● PROBLEM: Take each line of the entries below that contains "screenshot" and copy it.

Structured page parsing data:
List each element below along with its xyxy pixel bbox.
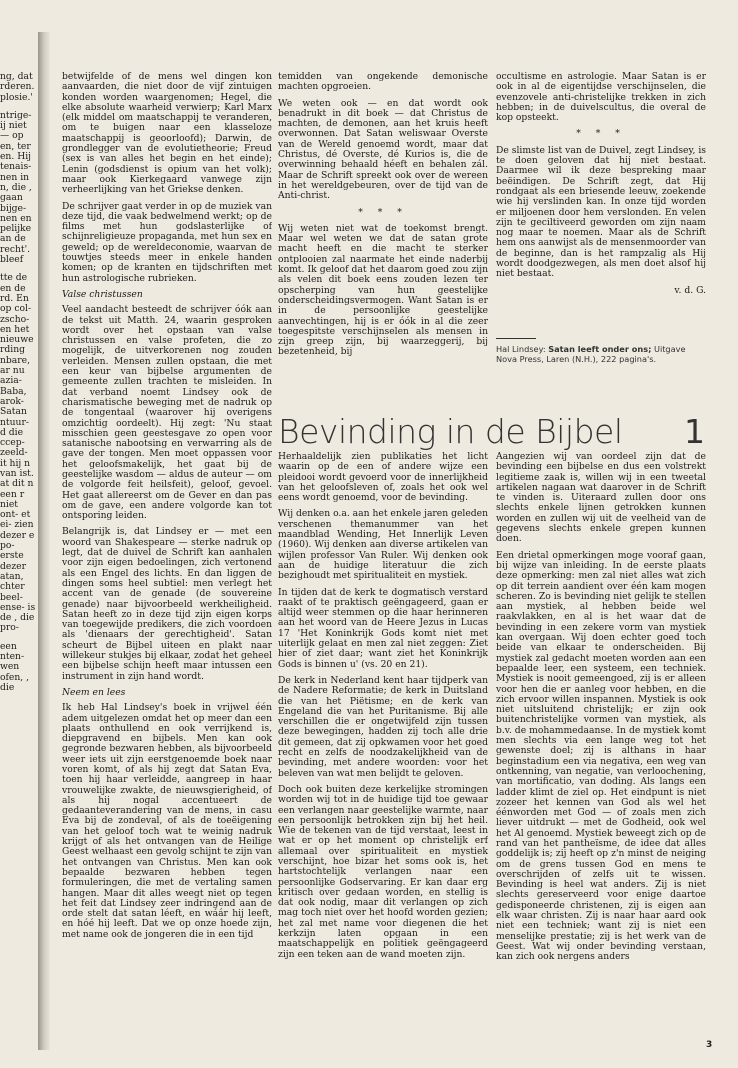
paragraph: De schrijver gaat verder in op de muziek van deze tijd, die vaak bedwelmend werkt; op de films met hun godslasterlijke of schijnreligieuze propaganda, met hun sex en geweld; op de wereldeconomie, waarvan de touwtjes steeds meer in enkele handen komen; op de kranten en tijdschriften met hun astrologische rubrieken. [62,200,272,284]
paragraph: betwijfelde of de mens wel dingen kon aanvaarden, die niet door de vijf zintuigen konden worden waargenomen; Hegel, die elke absolute waarheid verwierp; Karl Marx (elk middel om maatschappij te veranderen, om te buigen naar een klasseloze maatschappij is geoorloofd); Darwin, de grondlegger van de evolutietheorie; Freud (sex is van alles het begin en het einde); Lenin (godsdienst is opium van het volk); maar ook Kierkegaard vanwege zijn verheerlijking van het Griekse denken. [62,72,272,196]
paragraph: Ik heb Hal Lindsey's boek in vrijwel één adem uitgelezen omdat het op meer dan een plaats onthullend en ook verrijkend is, diepgravend en bijbels. Men kan ook gegronde bezwaren hebben, als bijvoorbeeld weer iets uit zijn eerstgenoemde boek naar voren komt, of als hij zegt dat Satan Eva, toen hij haar verleidde, aangreep in haar vrouwelijke zwakte, de nieuwsgierigheid, of als hij nogal accentueert de gedaanteverandering van de mens, in casu Eva bij de zondeval, of als de toeëigening van het geloof toch wat te weinig nadruk krijgt of als het ontvangen van de Heilige Geest welhaast een gevolg schijnt te zijn van het ontvangen van Christus. Men kan ook bepaalde bezwaren hebben tegen formuleringen, die met de vertaling samen hangen. Maar dit alles weegt niet op tegen het feit dat Lindsey zeer indringend aan de orde stelt dat satan léeft, en wáár hij leeft, en hóé hij leeft. Dat we op onze hoede zijn, met name ook de jongeren die in een tijd [62,702,272,940]
paragraph: Wij denken o.a. aan het enkele jaren geleden verschenen themanummer van het maandblad Wending, Het Innerlijk Leven (1960). Wij denken aan diverse artikelen van wijlen professor Van Ruler. Wij denken ook aan de huidige literatuur die zich bezighoudt met spiritualiteit en mystiek. [278,508,488,582]
paragraph: Een drietal opmerkingen moge vooraf gaan, bij wijze van inleiding. In de eerste plaats deze opmerking: men zal niet alles wat zich op dit terrein aandient over één kam mogen scheren. Zo is bevinding niet gelijk te stellen aan mystiek, al hebben beide wel raakvlakken, en al is het waar dat de bevinding in een zekere vorm van mystiek kan overgaan. Wij doen echter goed toch beide van elkaar te onderscheiden. Bij mystiek zal gedacht moeten worden aan een bepaalde leer, een systeem, een techniek. Mystiek is nooit gemeengoed, zij is er alleen voor hen die er aanleg voor hebben, en die zich ervoor willen inspannen. Mystiek is ook niet uitsluitend christelijk; er zijn ook buitenchristelijke vormen van mystiek, als b.v. de mohammedaanse. In de mystiek komt men slechts via een lange weg tot het gewenste doel; zij is althans in haar beginstadium een via negativa, een weg van ontkenning, van negatie, van verloochening, van mortificatio, van doding. Als langs een ladder klimt de ziel op. Het eindpunt is niet zozeer het kennen van God als wel het éénworden met God — of zoals men zich liever uitdrukt — met de Godheid, ook wel het Al genoemd. Mystiek beweegt zich op de rand van het pantheïsme, de idee dat alles goddelijk is; zij heeft op z'n minst de neiging om de grens tussen God en mens te overschrijden of zelfs uit te wissen. Bevinding is heel wat anders. Zij is niet slechts gereserveerd voor enige daartoe gedisponeerde christenen, zij is eigen aan elk waar christen. Zij is naar haar aard ook niet een techniek; want zij is niet een menselijke prestatie; zij is het werk van de Geest. Wat wij onder bevinding verstaan, kan zich ook nergens anders [496,549,706,963]
paragraph: We weten ook — en dat wordt ook benadrukt in dit boek — dat Christus de machten, de demonen, aan het kruis heeft overwonnen. Dat Satan weliswaar Overste van de Wereld genoemd wordt, maar dat Christus, dé Overste, dé Kurios is, die de overwinning behaald héeft en behalen zál. Maar de Schrift spreekt ook over de wereen in het wereldgebeuren, over de tijd van de Anti-christ. [278,97,488,202]
author-signature: v. d. G. [674,284,706,296]
subheading: Valse christussen [62,288,143,300]
section-divider: * * * [576,128,626,140]
subheading: Neem en lees [62,686,126,698]
paragraph: temidden van ongekende demonische machten opgroeien. [278,72,488,93]
paragraph: Doch ook buiten deze kerkelijke stromingen worden wij tot in de huidige tijd toe gewaar een verlangen naar geestelijke warmte, naar een persoonlijk betrokken zijn bij het heil. Wie de tekenen van de tijd verstaat, leest in wat er op het moment op christelijk erf allemaal over spiritualiteit en mystiek verschijnt, hoe bizar het soms ook is, het hartstochtelijk verlangen naar een persoonlijke Godservaring. Er kan daar erg kritisch over gedaan worden, en stellig is dat ook nodig, maar dit verlangen op zich mag toch niet over het hoofd worden gezien; het zal met name voor diegenen die het kerkzijn laten opgaan in een maatschappelijk en politiek geëngageerd zijn een teken aan de wand moeten zijn. [278,783,488,960]
column-4 [278,452,488,1032]
credit-details: Uitgave Nova Press, Laren (N.H.), 222 pagina's. [496,344,686,364]
paragraph: In tijden dat de kerk te dogmatisch verstard raakt of te praktisch geëngageerd, gaan er altijd weer stemmen op die haar herinneren aan het woord van de Heere Jezus in Lucas 17 'Het Koninkrijk Gods komt niet met uiterlijk gelaat en men zal niet zeggen: Ziet hier of ziet daar; want ziet het Koninkrijk Gods is binnen u' (vs. 20 en 21). [278,586,488,670]
paragraph: De kerk in Nederland kent haar tijdperk van de Nadere Reformatie; de kerk in Duitsland die van het Piëtisme; en de kerk van Engeland die van het Puritanisme. Bij alle verschillen die er ongetwijfeld zijn tussen deze bewegingen, hadden zij toch alle drie dit gemeen, dat zij opkwamen voor het goed recht en zelfs de noodzakelijkheid van de bevinding, met andere woorden: voor het beleven van wat men belijdt te geloven. [278,674,488,779]
fragment-text: een nten- wen ofen, , die [0,640,30,693]
article-title: Bevinding in de Bijbel [278,412,623,451]
paragraph: Aangezien wij van oordeel zijn dat de bevinding een bijbelse en dus een volstrekt legitieme zaak is, willen wij in een tweetal artikelen nagaan wat daarover in de Schrift te vinden is. Uiteraard zullen door ons slechts enkele lijnen getrokken kunnen worden en zullen wij uit de veelheid van de gegevens slechts enkele grepen kunnen doen. [496,452,706,545]
column-2 [278,72,488,362]
paragraph: Veel aandacht besteedt de schrijver óók aan de tekst uit Matth. 24, waarin gesproken wordt over het opstaan van valse christussen en valse profeten, die zo mogelijk, de uitverkorenen nog zouden verleiden. Mensen zullen opstaan, die met een keur van bijbelse argumenten de gemeente zullen trachten te misleiden. In dat verband noemt Lindsey ook de charismatische beweging met de nadruk op de tongentaal (waarover hij overigens omzichtig oordeelt). Hij zegt: 'Nu staat misschien geen geestesgave zo open voor satanische nabootsing en verwarring als de gave der tongen. Men moet oppassen voor het geloofsmakelijk, het gaat bij de geestelijke wasdom — aldus de auteur — om de volgorde feit heilsfeit), geloof, gevoel. Het gaat allereerst om de Gever en dan pas om de gave, een andere volgorde kan tot ontsporing leiden. [62,304,272,522]
column-5 [496,452,706,1032]
section-divider: * * * [358,206,408,218]
page-gutter [38,32,50,1050]
column-3 [496,72,706,342]
fragment-text: tte de en de rd. En op col- zscho- en het nieuwe rding nbare, ar nu azia- Baba, arok- Satan ntuur- d die ccep- zeeld- it hij n van ist. at dit n een r niet ont- et ei- zien dezer e po- erste dezer atan, chter beel- ense- is de , die pro- [0,272,36,634]
article-part-number: 1 [684,412,705,451]
book-credit [496,344,708,364]
paragraph: Herhaaldelijk zien publikaties het licht waarin op de een of andere wijze een pleidooi wordt gevoerd voor de innerlijkheid van het geloofsleven of, zoals het ook wel eens wordt genoemd, voor de bevinding. [278,452,488,504]
paragraph: occultisme en astrologie. Maar Satan is er ook in al de eigentijdse verschijnselen, die evenzovele anti-christelijke trekken in zich hebben; in de duivelscultus, die overal de kop opsteekt. [496,72,706,124]
credit-rule [496,338,536,339]
paragraph: Belangrijk is, dat Lindsey er — met een woord van Shakespeare — sterke nadruk op legt, dat de duivel de Schrift kan aanhalen voor zijn eigen bedoelingen, zich vertonend als een Engel des lichts. En dan liggen de dingen soms heel subtiel: men verlegt het accent van de genade (de souvereine genade) naar bijvoorbeeld werkheiligheid. Satan heeft zo in deze tijd zijn eigen korps van toegewijde predikers, die zich voordoen als 'dienaars der gerechtigheid'. Satan scheurt de Bijbel uiteen en plakt naar willekeur stukjes bij elkaar, zodat het geheel een bijbelse schijn heeft maar intussen een instrument in zijn hand wordt. [62,526,272,682]
fragment-text: ng, dat rderen. plosie.' [0,72,35,103]
previous-page-fragment [0,72,36,701]
paragraph: De slimste list van de Duivel, zegt Lindsey, is te doen geloven dat hij niet bestaat. Daarmee wil ik deze bespreking maar beëindigen. De Schrift zegt, dat Hij rondgaat als een briesende leeuw, zoekende wie hij verslinden kan. In onze tijd worden er miljoenen door hem verslonden. En velen zijn te geciltiveerd geworden om zijn naam nog maar te noemen. Maar als de Schrift hem ons aanwijst als de mensenmoorder van de beginne, dan is het rampzalig als Hij wordt doodgezwegen, als men doet alsof hij niet bestaat. [496,144,706,280]
column-1 [62,72,272,1032]
paragraph: Wij weten niet wat de toekomst brengt. Maar wel weten we dat de satan grote macht heeft en die macht te sterker ontplooien zal naarmate het einde naderbij komt. Ik geloof dat het daarom goed zou zijn als velen dit boek eens zouden lezen ter opscherping van hun geestelijke onderscheidingsvermogen. Want Satan is er in de persoonlijke geestelijke aanvechtingen, hij is er óók in al die zeer toegespitste verschijnselen als mensen in zijn greep zijn, bij waarzeggerij, bij bezetenheid, bij [278,222,488,358]
fragment-text: ntrige- ij niet — op en, ter en. Hij tenais- nen in n, die , gaan bijge- nen en pelijke an de recht'. bleef [0,109,32,266]
credit-author: Hal Lindsey: [496,344,546,354]
page-number: 3 [706,1040,713,1050]
credit-title: Satan leeft onder ons; [548,344,652,354]
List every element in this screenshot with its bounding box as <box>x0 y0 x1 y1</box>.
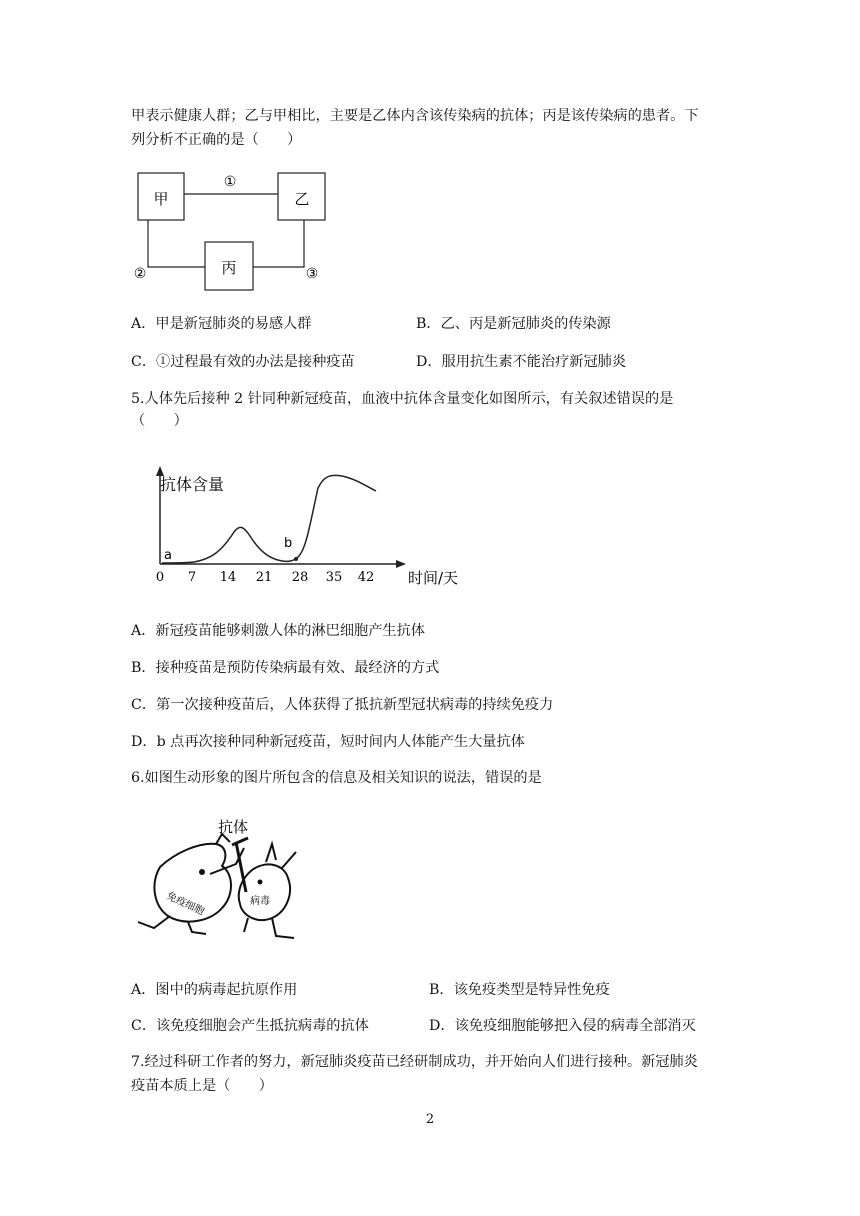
q4-option-d: D．服用抗生素不能治疗新冠肺炎 <box>416 354 627 370</box>
q5-stem-line2: （ ） <box>131 413 188 429</box>
q5-antibody-chart <box>146 464 466 590</box>
x-tick-28: 28 <box>291 570 309 585</box>
q4-stem-line2: 列分析不正确的是（ ） <box>131 132 302 148</box>
q6-stem: 6.如图生动形象的图片所包含的信息及相关知识的说法，错误的是 <box>131 770 542 786</box>
arrow-label-2: ② <box>133 266 147 282</box>
q4-option-b: B．乙、丙是新冠肺炎的传染源 <box>416 316 611 332</box>
q4-stem-line1: 甲表示健康人群；乙与甲相比，主要是乙体内含该传染病的抗体；丙是该传染病的患者。下 <box>131 108 699 124</box>
cell-eye-icon <box>199 869 205 875</box>
antibody-label: 抗体 <box>218 818 249 836</box>
q5-option-c: C．第一次接种疫苗后，人体获得了抵抗新型冠状病毒的持续免疫力 <box>131 697 554 713</box>
x-tick-7: 7 <box>187 570 197 585</box>
virus-body <box>239 864 290 920</box>
immune-cell-label: 免疫细胞 <box>164 890 206 918</box>
q6-option-d: D．该免疫细胞能够把入侵的病毒全部消灭 <box>429 1018 696 1034</box>
q5-option-b: B．接种疫苗是预防传染病最有效、最经济的方式 <box>131 660 440 676</box>
point-b-marker <box>294 557 298 561</box>
x-tick-0: 0 <box>155 570 165 585</box>
x-tick-14: 14 <box>219 570 237 585</box>
q4-option-a: A．甲是新冠肺炎的易感人群 <box>131 316 312 332</box>
q5-stem-line1: 5.人体先后接种 2 针同种新冠疫苗，血液中抗体含量变化如图所示，有关叙述错误的是 <box>131 391 674 407</box>
x-tick-35: 35 <box>325 570 343 585</box>
x-tick-42: 42 <box>357 570 375 585</box>
box-yi-label: 乙 <box>294 190 310 208</box>
virus-eye-icon <box>258 880 263 885</box>
q4-option-c: C．①过程最有效的办法是接种疫苗 <box>131 354 355 370</box>
page-number: 2 <box>425 1112 435 1127</box>
q7-stem-line1: 7.经过科研工作者的努力，新冠肺炎疫苗已经研制成功，并开始向人们进行接种。新冠肺炎 <box>131 1054 698 1070</box>
box-jia-label: 甲 <box>153 190 169 208</box>
q4-relation-diagram <box>128 166 348 296</box>
q7-stem-line2: 疫苗本质上是（ ） <box>131 1078 273 1094</box>
q6-immune-cartoon <box>126 812 306 942</box>
arrow-label-3: ③ <box>305 266 319 282</box>
chart-point-b-label: b <box>284 536 293 551</box>
virus-label: 病毒 <box>250 896 270 907</box>
q6-option-b: B．该免疫类型是特异性免疫 <box>429 982 610 998</box>
x-tick-21: 21 <box>255 570 273 585</box>
q5-option-a: A．新冠疫苗能够刺激人体的淋巴细胞产生抗体 <box>131 623 425 639</box>
q6-option-c: C．该免疫细胞会产生抵抗病毒的抗体 <box>131 1018 369 1034</box>
chart-point-a-label: a <box>164 548 172 563</box>
q6-option-a: A．图中的病毒起抗原作用 <box>131 982 298 998</box>
q5-option-d: D．b 点再次接种同种新冠疫苗，短时间内人体能产生大量抗体 <box>131 734 525 750</box>
arrow-label-1: ① <box>223 174 237 190</box>
chart-ylabel: 抗体含量 <box>160 475 225 494</box>
box-bing-label: 丙 <box>221 259 237 277</box>
chart-xlabel: 时间/天 <box>408 569 459 587</box>
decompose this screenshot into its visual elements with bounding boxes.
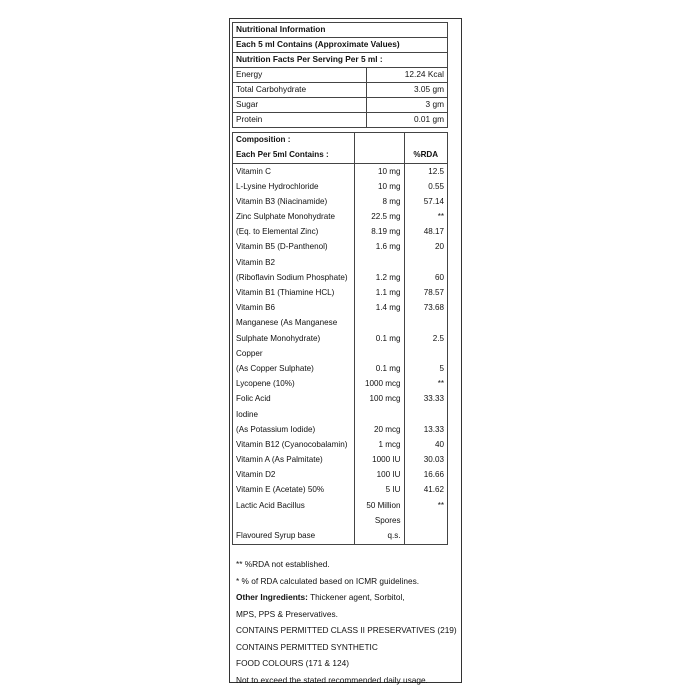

● ANSWER TO THIS EXERCISE:
List every element in this screenshot with its bounding box as <box>x0 y0 x1 y1</box>.
decompose this screenshot into its visual elements with bounding boxes.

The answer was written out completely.